■ Prompt
Write out the data again in full, exactly as it reads.

■ Extracted entries
************
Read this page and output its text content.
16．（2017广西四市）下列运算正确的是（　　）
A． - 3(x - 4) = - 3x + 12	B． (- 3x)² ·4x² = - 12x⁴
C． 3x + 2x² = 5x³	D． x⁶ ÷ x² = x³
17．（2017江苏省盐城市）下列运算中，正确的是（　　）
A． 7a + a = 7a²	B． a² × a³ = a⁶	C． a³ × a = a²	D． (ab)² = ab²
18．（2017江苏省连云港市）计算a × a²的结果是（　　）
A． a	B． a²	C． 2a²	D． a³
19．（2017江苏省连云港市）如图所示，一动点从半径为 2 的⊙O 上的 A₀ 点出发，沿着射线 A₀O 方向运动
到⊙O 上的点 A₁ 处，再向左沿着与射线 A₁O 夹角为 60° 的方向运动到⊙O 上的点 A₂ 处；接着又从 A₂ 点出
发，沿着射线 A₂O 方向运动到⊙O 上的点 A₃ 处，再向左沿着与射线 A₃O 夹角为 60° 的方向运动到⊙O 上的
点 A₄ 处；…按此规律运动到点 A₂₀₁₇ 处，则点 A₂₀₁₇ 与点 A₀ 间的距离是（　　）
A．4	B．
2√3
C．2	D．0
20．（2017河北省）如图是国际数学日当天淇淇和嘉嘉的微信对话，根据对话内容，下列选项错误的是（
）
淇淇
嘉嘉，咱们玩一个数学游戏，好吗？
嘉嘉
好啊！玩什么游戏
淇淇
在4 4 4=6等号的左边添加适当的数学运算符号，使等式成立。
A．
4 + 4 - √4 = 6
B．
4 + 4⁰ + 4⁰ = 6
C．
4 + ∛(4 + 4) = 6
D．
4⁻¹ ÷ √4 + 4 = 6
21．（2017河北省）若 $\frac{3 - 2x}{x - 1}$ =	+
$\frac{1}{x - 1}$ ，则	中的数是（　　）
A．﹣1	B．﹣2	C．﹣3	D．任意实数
************
■ Solution to this task
Read this page and output its text content.
16．（2017广西四市）下列运算正确的是（　　）
A． - 3(x - 4) = - 3x + 12	B． (- 3x)² ·4x² = - 12x⁴
C． 3x + 2x² = 5x³	D． x⁶ ÷ x² = x³
17．（2017江苏省盐城市）下列运算中，正确的是（　　）
A． 7a + a = 7a²	B． a² × a³ = a⁶	C． a³ × a = a²	D． (ab)² = ab²
18．（2017江苏省连云港市）计算a × a²的结果是（　　）
A． a	B． a²	C． 2a²	D． a³
19．（2017江苏省连云港市）如图所示，一动点从半径为 2 的⊙O 上的 A₀ 点出发，沿着射线 A₀O 方向运动
到⊙O 上的点 A₁ 处，再向左沿着与射线 A₁O 夹角为 60° 的方向运动到⊙O 上的点 A₂ 处；接着又从 A₂ 点出
发，沿着射线 A₂O 方向运动到⊙O 上的点 A₃ 处，再向左沿着与射线 A₃O 夹角为 60° 的方向运动到⊙O 上的
点 A₄ 处；…按此规律运动到点 A₂₀₁₇ 处，则点 A₂₀₁₇ 与点 A₀ 间的距离是（　　）
A．4	B．
2√3
C．2	D．0
20．（2017河北省）如图是国际数学日当天淇淇和嘉嘉的微信对话，根据对话内容，下列选项错误的是（
）
淇淇
嘉嘉，咱们玩一个数学游戏，好吗？
嘉嘉
好啊！玩什么游戏
淇淇
在4 4 4=6等号的左边添加适当的数学运算符号，使等式成立。
A．
4 + 4 - √4 = 6
B．
4 + 4⁰ + 4⁰ = 6
C．
4 + ∛(4 + 4) = 6
D．
4⁻¹ ÷ √4 + 4 = 6
21．（2017河北省）若 $\frac{3 - 2x}{x - 1}$ =	+
$\frac{1}{x - 1}$ ，则	中的数是（　　）
A．﹣1	B．﹣2	C．﹣3	D．任意实数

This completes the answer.